● **TASK LIST**:
[1] Using the roe deer profile, explain why roe deer had become extinct in England by 1800.
[2] List every food type that the "Food & feeding" entry of the roe deer profile says these browsers select.
[3] Please reproduce a section of the roe deer profile word for word, beginning at the words "Roe Deer have a" and stopping after "soft white fur.".

● **PASSAGE PROVIDED**:
########################################

Adult Size. 10 to 25kg, 60 to 75cm at shoulder (bucks – males slightly larger than does – females).
Coloration. Summer: reddish brown. Winter: grey, pale brown or (occasionally) black.
Lifespan. Max: 16 years. Bucks rarely exceed 5 years, does 6 to 7 years. Heavy mortality at and shortly after birth and during first winter.
Social groups. Solitary, forming small groups in winter.
Time of birth. May to June.
Number of offspring. Up to 3, usually 1 or 2 kids.
Gestation period. 9 months (4 months of no embryonic growth followed by 5 months of foetal growth).
Food & feeding. Browsers that actively select different food types including herbs, brambles, ivy, heather, bilberry & coniferous tree shoots.
Origins & history. Roe deer are native to Britain, having been present since before the Mesolithic period (6000 to 10000 years b.p.). Forest clearance and over-hunting led to roe deer becoming extinct in England by 1800 but remained in wooded patches in Scotland. Several introductions during Victorian times and their subsequent, natural spread aided by an increase in woodland and forest planting in the 20th century has meant that roe deer have become widespread and abundant today.
Physical Description.The Roe Deer is a small species of deer, its body is small but strong and supported by short legs, and this gives it a rather stocky solid appearance. The Roe Deer is the smallest species of deer native to Europe. Males tend to be larger and heavier than the females. Male Roe Deer are often called Bucks, while the females are called Does.
Roe Deer have a small delicate looking head. The muzzle is normally the same colour as the rest of the pelage, but the nose is a very distinct black colour. There is also a noticeable black ‘moustache’ of fur on the under lip. There are often white markings on the chin and upper throat. The ears are large and oval-shaped, being ringed with black fur, the insides of the ears have soft white fur.
Diet.Roe Deer feed on a variety of twigs, bark, grasses and bushes. They will feed on agricultural crops.
Vocalization. When alarmed bucks and does (males and females) give a short bark, which is often repeated. During the rut does make a high-pitched piping call to attract a buck that makes a rasping noise as he courts the doe.

########################################

● **DATA EXCERPTS**:
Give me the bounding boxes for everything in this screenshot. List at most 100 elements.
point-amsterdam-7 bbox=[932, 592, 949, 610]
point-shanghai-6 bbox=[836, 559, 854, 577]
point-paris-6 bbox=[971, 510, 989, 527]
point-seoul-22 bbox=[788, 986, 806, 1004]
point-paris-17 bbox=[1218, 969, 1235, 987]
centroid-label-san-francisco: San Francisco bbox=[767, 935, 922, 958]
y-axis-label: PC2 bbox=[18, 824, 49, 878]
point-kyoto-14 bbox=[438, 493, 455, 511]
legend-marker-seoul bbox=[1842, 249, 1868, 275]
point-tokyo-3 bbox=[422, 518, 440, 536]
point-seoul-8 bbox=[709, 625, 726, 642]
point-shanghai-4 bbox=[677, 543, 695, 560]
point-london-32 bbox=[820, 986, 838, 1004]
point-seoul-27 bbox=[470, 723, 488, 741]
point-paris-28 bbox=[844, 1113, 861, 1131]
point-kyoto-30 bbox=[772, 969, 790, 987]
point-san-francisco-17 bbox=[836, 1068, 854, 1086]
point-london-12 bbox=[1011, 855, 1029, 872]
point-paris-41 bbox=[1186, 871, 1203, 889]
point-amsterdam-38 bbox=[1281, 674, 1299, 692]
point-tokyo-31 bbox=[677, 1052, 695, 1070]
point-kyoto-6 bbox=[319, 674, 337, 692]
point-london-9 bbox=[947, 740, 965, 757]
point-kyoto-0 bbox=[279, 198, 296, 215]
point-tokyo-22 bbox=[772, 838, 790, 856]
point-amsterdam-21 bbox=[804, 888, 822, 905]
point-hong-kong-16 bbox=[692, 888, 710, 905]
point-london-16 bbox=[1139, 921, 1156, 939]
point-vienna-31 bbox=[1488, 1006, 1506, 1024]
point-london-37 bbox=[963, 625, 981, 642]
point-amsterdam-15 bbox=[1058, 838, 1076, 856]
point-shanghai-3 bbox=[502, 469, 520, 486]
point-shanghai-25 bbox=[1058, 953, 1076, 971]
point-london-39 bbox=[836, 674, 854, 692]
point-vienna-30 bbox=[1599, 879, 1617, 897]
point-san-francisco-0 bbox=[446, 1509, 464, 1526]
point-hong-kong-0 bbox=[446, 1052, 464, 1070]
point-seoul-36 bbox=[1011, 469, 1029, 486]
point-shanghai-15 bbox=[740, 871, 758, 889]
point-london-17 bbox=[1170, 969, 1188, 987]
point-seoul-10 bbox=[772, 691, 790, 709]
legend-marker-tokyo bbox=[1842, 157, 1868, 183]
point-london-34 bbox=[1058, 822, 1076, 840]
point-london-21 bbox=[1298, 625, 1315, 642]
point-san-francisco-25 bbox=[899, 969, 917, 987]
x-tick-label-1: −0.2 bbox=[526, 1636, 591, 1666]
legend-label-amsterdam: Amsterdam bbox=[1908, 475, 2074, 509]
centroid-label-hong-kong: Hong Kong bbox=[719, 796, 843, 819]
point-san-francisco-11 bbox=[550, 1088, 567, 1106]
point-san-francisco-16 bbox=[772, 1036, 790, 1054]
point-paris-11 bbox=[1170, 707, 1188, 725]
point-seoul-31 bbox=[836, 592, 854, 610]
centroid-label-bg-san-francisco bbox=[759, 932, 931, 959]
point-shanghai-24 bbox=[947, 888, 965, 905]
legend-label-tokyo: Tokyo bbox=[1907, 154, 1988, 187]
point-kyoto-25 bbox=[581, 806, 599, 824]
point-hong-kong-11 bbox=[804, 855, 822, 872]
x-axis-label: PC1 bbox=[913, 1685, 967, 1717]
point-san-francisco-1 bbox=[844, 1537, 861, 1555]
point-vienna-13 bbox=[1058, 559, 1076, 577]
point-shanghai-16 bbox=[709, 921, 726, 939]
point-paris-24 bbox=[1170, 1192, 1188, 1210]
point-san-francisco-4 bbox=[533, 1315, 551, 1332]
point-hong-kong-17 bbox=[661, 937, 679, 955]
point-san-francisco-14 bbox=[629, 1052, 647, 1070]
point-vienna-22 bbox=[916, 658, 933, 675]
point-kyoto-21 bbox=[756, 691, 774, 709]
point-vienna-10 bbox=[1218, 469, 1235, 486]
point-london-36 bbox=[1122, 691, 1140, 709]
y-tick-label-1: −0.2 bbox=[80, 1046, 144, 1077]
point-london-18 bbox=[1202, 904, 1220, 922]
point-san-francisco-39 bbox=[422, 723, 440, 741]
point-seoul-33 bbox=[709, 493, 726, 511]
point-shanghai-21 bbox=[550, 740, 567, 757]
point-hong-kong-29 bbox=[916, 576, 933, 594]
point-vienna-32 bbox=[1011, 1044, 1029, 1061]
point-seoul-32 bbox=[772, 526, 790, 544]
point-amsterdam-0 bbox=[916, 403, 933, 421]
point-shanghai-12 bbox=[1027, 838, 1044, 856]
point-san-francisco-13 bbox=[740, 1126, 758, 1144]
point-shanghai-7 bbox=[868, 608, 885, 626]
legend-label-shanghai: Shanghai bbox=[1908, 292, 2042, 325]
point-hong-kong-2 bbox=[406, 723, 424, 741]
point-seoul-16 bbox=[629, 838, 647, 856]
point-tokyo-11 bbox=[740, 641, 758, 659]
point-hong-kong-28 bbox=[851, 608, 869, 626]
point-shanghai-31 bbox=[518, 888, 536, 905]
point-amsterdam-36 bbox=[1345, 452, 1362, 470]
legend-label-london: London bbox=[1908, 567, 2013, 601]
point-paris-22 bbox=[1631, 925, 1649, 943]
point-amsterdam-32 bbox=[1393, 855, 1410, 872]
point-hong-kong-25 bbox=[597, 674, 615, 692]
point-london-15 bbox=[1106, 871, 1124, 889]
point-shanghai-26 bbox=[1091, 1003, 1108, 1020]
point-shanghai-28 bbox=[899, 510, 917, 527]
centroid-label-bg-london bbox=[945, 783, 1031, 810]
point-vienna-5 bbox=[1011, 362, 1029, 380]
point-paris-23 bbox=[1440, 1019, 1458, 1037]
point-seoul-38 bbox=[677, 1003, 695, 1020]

########################################

● **SOLUTIONS TO EACH TASK**:
[1] Forest clearance and over-hunting caused roe deer to die out in England by 1800. They survived only in wooded patches in Scotland.

[2]
- Herbs
- Brambles
- Ivy
- Heather
- Bilberry
- Coniferous tree shoots

[3]
Roe Deer have a small delicate looking head. The muzzle is normally the same colour as the rest of the pelage, but the nose is a very distinct black colour. There is also a noticeable black ‘moustache’ of fur on the under lip. There are often white markings on the chin and upper throat. The ears are large and oval-shaped, being ringed with black fur, the insides of the ears have soft white fur.